▶ _Your instructions_:
Every record must be written out once more, with nothing added or omitted.

▶ _Records for the task_:

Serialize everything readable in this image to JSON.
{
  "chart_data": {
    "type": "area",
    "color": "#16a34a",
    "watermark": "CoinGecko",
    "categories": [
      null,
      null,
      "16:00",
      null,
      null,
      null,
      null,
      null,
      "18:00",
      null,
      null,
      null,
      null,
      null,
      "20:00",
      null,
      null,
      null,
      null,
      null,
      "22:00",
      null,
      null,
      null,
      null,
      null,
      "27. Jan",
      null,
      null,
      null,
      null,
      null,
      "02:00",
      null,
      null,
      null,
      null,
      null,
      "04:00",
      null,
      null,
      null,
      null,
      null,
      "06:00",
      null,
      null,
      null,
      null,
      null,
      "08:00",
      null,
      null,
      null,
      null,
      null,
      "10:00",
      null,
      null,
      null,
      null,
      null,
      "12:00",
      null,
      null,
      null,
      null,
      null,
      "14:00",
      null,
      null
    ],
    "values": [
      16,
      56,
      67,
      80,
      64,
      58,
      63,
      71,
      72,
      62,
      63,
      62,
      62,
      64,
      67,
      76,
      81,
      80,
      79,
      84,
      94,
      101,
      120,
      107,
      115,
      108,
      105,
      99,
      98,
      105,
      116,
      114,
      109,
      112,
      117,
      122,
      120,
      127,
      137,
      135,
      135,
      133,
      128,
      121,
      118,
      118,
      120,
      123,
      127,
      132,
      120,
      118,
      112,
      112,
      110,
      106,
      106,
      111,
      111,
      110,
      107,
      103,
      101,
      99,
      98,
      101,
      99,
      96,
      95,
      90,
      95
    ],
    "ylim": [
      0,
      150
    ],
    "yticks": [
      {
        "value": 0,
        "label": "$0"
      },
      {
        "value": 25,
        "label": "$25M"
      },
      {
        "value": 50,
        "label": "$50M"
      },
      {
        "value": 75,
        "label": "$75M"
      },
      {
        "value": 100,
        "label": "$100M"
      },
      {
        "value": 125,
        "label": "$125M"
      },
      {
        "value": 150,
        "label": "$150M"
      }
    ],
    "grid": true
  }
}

▶ _Task solution_:
Serialize everything readable in this image to JSON.
{
  "chart_data": {
    "type": "area",
    "color": "#16a34a",
    "watermark": "CoinGecko",
    "categories": [
      null,
      null,
      "16:00",
      null,
      null,
      null,
      null,
      null,
      "18:00",
      null,
      null,
      null,
      null,
      null,
      "20:00",
      null,
      null,
      null,
      null,
      null,
      "22:00",
      null,
      null,
      null,
      null,
      null,
      "27. Jan",
      null,
      null,
      null,
      null,
      null,
      "02:00",
      null,
      null,
      null,
      null,
      null,
      "04:00",
      null,
      null,
      null,
      null,
      null,
      "06:00",
      null,
      null,
      null,
      null,
      null,
      "08:00",
      null,
      null,
      null,
      null,
      null,
      "10:00",
      null,
      null,
      null,
      null,
      null,
      "12:00",
      null,
      null,
      null,
      null,
      null,
      "14:00",
      null,
      null
    ],
    "values": [
      16,
      56,
      67,
      80,
      64,
      58,
      63,
      71,
      72,
      62,
      63,
      62,
      62,
      64,
      67,
      76,
      81,
      80,
      79,
      84,
      94,
      101,
      120,
      107,
      115,
      108,
      105,
      99,
      98,
      105,
      116,
      114,
      109,
      112,
      117,
      122,
      120,
      127,
      137,
      135,
      135,
      133,
      128,
      121,
      118,
      118,
      120,
      123,
      127,
      132,
      120,
      118,
      112,
      112,
      110,
      106,
      106,
      111,
      111,
      110,
      107,
      103,
      101,
      99,
      98,
      101,
      99,
      96,
      95,
      90,
      95
    ],
    "ylim": [
      0,
      150
    ],
    "yticks": [
      {
        "value": 0,
        "label": "$0"
      },
      {
        "value": 25,
        "label": "$25M"
      },
      {
        "value": 50,
        "label": "$50M"
      },
      {
        "value": 75,
        "label": "$75M"
      },
      {
        "value": 100,
        "label": "$100M"
      },
      {
        "value": 125,
        "label": "$125M"
      },
      {
        "value": 150,
        "label": "$150M"
      }
    ],
    "grid": true
  }
}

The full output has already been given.